Input for this task:
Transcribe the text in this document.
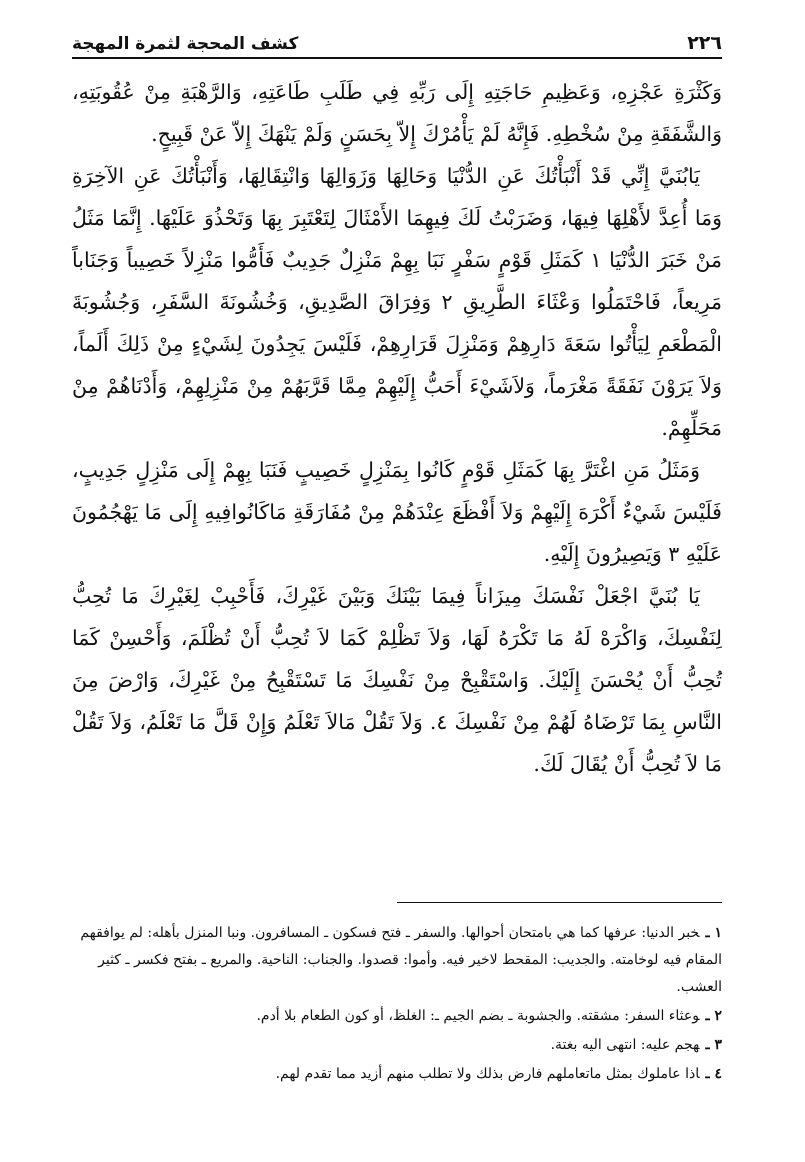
٢٢٦
كشف المحجة لثمرة المهجة

وَكَثْرَةِ عَجْزِهِ، وَعَظِيمِ حَاجَتِهِ إِلَى رَبِّهِ فِي طَلَبِ طَاعَتِهِ، وَالرَّهْبَةِ مِنْ عُقُوبَتِهِ، وَالشَّفَقَةِ مِنْ سُخْطِهِ. فَإِنَّهُ لَمْ يَأْمُرْكَ إِلاّ بِحَسَنٍ وَلَمْ يَنْهَكَ إِلاّ عَنْ قَبِيحٍ.

يَابُنَيَّ إِنِّي قَدْ أَنْبَأْتُكَ عَنِ الدُّنْيَا وَحَالِهَا وَزَوَالِهَا وَانْتِقَالِهَا، وَأَنْبَأْتُكَ عَنِ الآخِرَةِ وَمَا أُعِدَّ لأَهْلِهَا فِيهَا، وَضَرَبْتُ لَكَ فِيهِمَا الأَمْثَالَ لِتَعْتَبِرَ بِهَا وَتَحْذُوَ عَلَيْهَا. إِنَّمَا مَثَلُ مَنْ خَبَرَ الدُّنْيَا ١ كَمَثَلِ قَوْمٍ سَفْرٍ نَبَا بِهِمْ مَنْزِلٌ جَدِيبٌ فَأَمُّوا مَنْزِلاً خَصِيباً وَجَنَاباً مَرِيعاً، فَاحْتَمَلُوا وَعْثَاءَ الطَّرِيقِ ٢ وَفِرَاقَ الصَّدِيقِ، وَخُشُونَةَ السَّفَرِ، وَجُشُوبَةَ الْمَطْعَمِ لِيَأْتُوا سَعَةَ دَارِهِمْ وَمَنْزِلَ قَرَارِهِمْ، فَلَيْسَ يَجِدُونَ لِشَيْءٍ مِنْ ذَلِكَ أَلَماً، وَلاَ يَرَوْنَ نَفَقَةً مَغْرَماً، وَلاَشَيْءَ أَحَبُّ إِلَيْهِمْ مِمَّا قَرَّبَهُمْ مِنْ مَنْزِلِهِمْ، وَأَدْنَاهُمْ مِنْ مَحَلِّهِمْ.

وَمَثَلُ مَنِ اغْتَرَّ بِهَا كَمَثَلِ قَوْمٍ كَانُوا بِمَنْزِلٍ خَصِيبٍ فَنَبَا بِهِمْ إِلَى مَنْزِلٍ جَدِيبٍ، فَلَيْسَ شَيْءٌ أَكْرَهَ إِلَيْهِمْ وَلاَ أَفْظَعَ عِنْدَهُمْ مِنْ مُفَارَقَةِ مَاكَانُوافِيهِ إِلَى مَا يَهْجُمُونَ عَلَيْهِ ٣ وَيَصِيرُونَ إِلَيْهِ.

يَا بُنَيَّ اجْعَلْ نَفْسَكَ مِيزَاناً فِيمَا بَيْنَكَ وَبَيْنَ غَيْرِكَ، فَأَحْبِبْ لِغَيْرِكَ مَا تُحِبُّ لِنَفْسِكَ، وَاكْرَهْ لَهُ مَا تَكْرَهُ لَهَا، وَلاَ تَظْلِمْ كَمَا لاَ تُحِبُّ أَنْ تُظْلَمَ، وَأَحْسِنْ كَمَا تُحِبُّ أَنْ يُحْسَنَ إِلَيْكَ. وَاسْتَقْبِحْ مِنْ نَفْسِكَ مَا تَسْتَقْبِحُ مِنْ غَيْرِكَ، وَارْضَ مِنَ النَّاسِ بِمَا تَرْضَاهُ لَهُمْ مِنْ نَفْسِكَ ٤. وَلاَ تَقُلْ مَالاَ تَعْلَمُ وَإِنْ قَلَّ مَا تَعْلَمُ، وَلاَ تَقُلْ مَا لاَ تُحِبُّ أَنْ يُقَالَ لَكَ.

١ ـخبر الدنيا: عرفها كما هي بامتحان أحوالها. والسفر ـ فتح فسكون ـ المسافرون. ونبا المنزل بأهله: لم يوافقهم المقام فيه لوخامته. والجديب: المقحط لاخير فيه. وأموا: قصدوا. والجناب: الناحية. والمريع ـ بفتح فكسر ـ كثير العشب.

٢ ـوعثاء السفر: مشقته. والجشوبة ـ بضم الجيم ـ: الغلظ، أو كون الطعام بلا أدم.

٣ ـهجم عليه: انتهى اليه بغتة.

٤ ـاذا عاملوك بمثل ماتعاملهم فارض بذلك ولا تطلب منهم أزيد مما تقدم لهم.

Direction: Pictures don't belong in the copy. Transcribe every record exactly as it appears.

Task answer:
Transcribe the text in this document.
٢٢٦
كشف المحجة لثمرة المهجة

وَكَثْرَةِ عَجْزِهِ، وَعَظِيمِ حَاجَتِهِ إِلَى رَبِّهِ فِي طَلَبِ طَاعَتِهِ، وَالرَّهْبَةِ مِنْ عُقُوبَتِهِ، وَالشَّفَقَةِ مِنْ سُخْطِهِ. فَإِنَّهُ لَمْ يَأْمُرْكَ إِلاّ بِحَسَنٍ وَلَمْ يَنْهَكَ إِلاّ عَنْ قَبِيحٍ.

يَابُنَيَّ إِنِّي قَدْ أَنْبَأْتُكَ عَنِ الدُّنْيَا وَحَالِهَا وَزَوَالِهَا وَانْتِقَالِهَا، وَأَنْبَأْتُكَ عَنِ الآخِرَةِ وَمَا أُعِدَّ لأَهْلِهَا فِيهَا، وَضَرَبْتُ لَكَ فِيهِمَا الأَمْثَالَ لِتَعْتَبِرَ بِهَا وَتَحْذُوَ عَلَيْهَا. إِنَّمَا مَثَلُ مَنْ خَبَرَ الدُّنْيَا ١ كَمَثَلِ قَوْمٍ سَفْرٍ نَبَا بِهِمْ مَنْزِلٌ جَدِيبٌ فَأَمُّوا مَنْزِلاً خَصِيباً وَجَنَاباً مَرِيعاً، فَاحْتَمَلُوا وَعْثَاءَ الطَّرِيقِ ٢ وَفِرَاقَ الصَّدِيقِ، وَخُشُونَةَ السَّفَرِ، وَجُشُوبَةَ الْمَطْعَمِ لِيَأْتُوا سَعَةَ دَارِهِمْ وَمَنْزِلَ قَرَارِهِمْ، فَلَيْسَ يَجِدُونَ لِشَيْءٍ مِنْ ذَلِكَ أَلَماً، وَلاَ يَرَوْنَ نَفَقَةً مَغْرَماً، وَلاَشَيْءَ أَحَبُّ إِلَيْهِمْ مِمَّا قَرَّبَهُمْ مِنْ مَنْزِلِهِمْ، وَأَدْنَاهُمْ مِنْ مَحَلِّهِمْ.

وَمَثَلُ مَنِ اغْتَرَّ بِهَا كَمَثَلِ قَوْمٍ كَانُوا بِمَنْزِلٍ خَصِيبٍ فَنَبَا بِهِمْ إِلَى مَنْزِلٍ جَدِيبٍ، فَلَيْسَ شَيْءٌ أَكْرَهَ إِلَيْهِمْ وَلاَ أَفْظَعَ عِنْدَهُمْ مِنْ مُفَارَقَةِ مَاكَانُوافِيهِ إِلَى مَا يَهْجُمُونَ عَلَيْهِ ٣ وَيَصِيرُونَ إِلَيْهِ.

يَا بُنَيَّ اجْعَلْ نَفْسَكَ مِيزَاناً فِيمَا بَيْنَكَ وَبَيْنَ غَيْرِكَ، فَأَحْبِبْ لِغَيْرِكَ مَا تُحِبُّ لِنَفْسِكَ، وَاكْرَهْ لَهُ مَا تَكْرَهُ لَهَا، وَلاَ تَظْلِمْ كَمَا لاَ تُحِبُّ أَنْ تُظْلَمَ، وَأَحْسِنْ كَمَا تُحِبُّ أَنْ يُحْسَنَ إِلَيْكَ. وَاسْتَقْبِحْ مِنْ نَفْسِكَ مَا تَسْتَقْبِحُ مِنْ غَيْرِكَ، وَارْضَ مِنَ النَّاسِ بِمَا تَرْضَاهُ لَهُمْ مِنْ نَفْسِكَ ٤. وَلاَ تَقُلْ مَالاَ تَعْلَمُ وَإِنْ قَلَّ مَا تَعْلَمُ، وَلاَ تَقُلْ مَا لاَ تُحِبُّ أَنْ يُقَالَ لَكَ.

١ ـخبر الدنيا: عرفها كما هي بامتحان أحوالها. والسفر ـ فتح فسكون ـ المسافرون. ونبا المنزل بأهله: لم يوافقهم المقام فيه لوخامته. والجديب: المقحط لاخير فيه. وأموا: قصدوا. والجناب: الناحية. والمريع ـ بفتح فكسر ـ كثير العشب.

٢ ـوعثاء السفر: مشقته. والجشوبة ـ بضم الجيم ـ: الغلظ، أو كون الطعام بلا أدم.

٣ ـهجم عليه: انتهى اليه بغتة.

٤ ـاذا عاملوك بمثل ماتعاملهم فارض بذلك ولا تطلب منهم أزيد مما تقدم لهم.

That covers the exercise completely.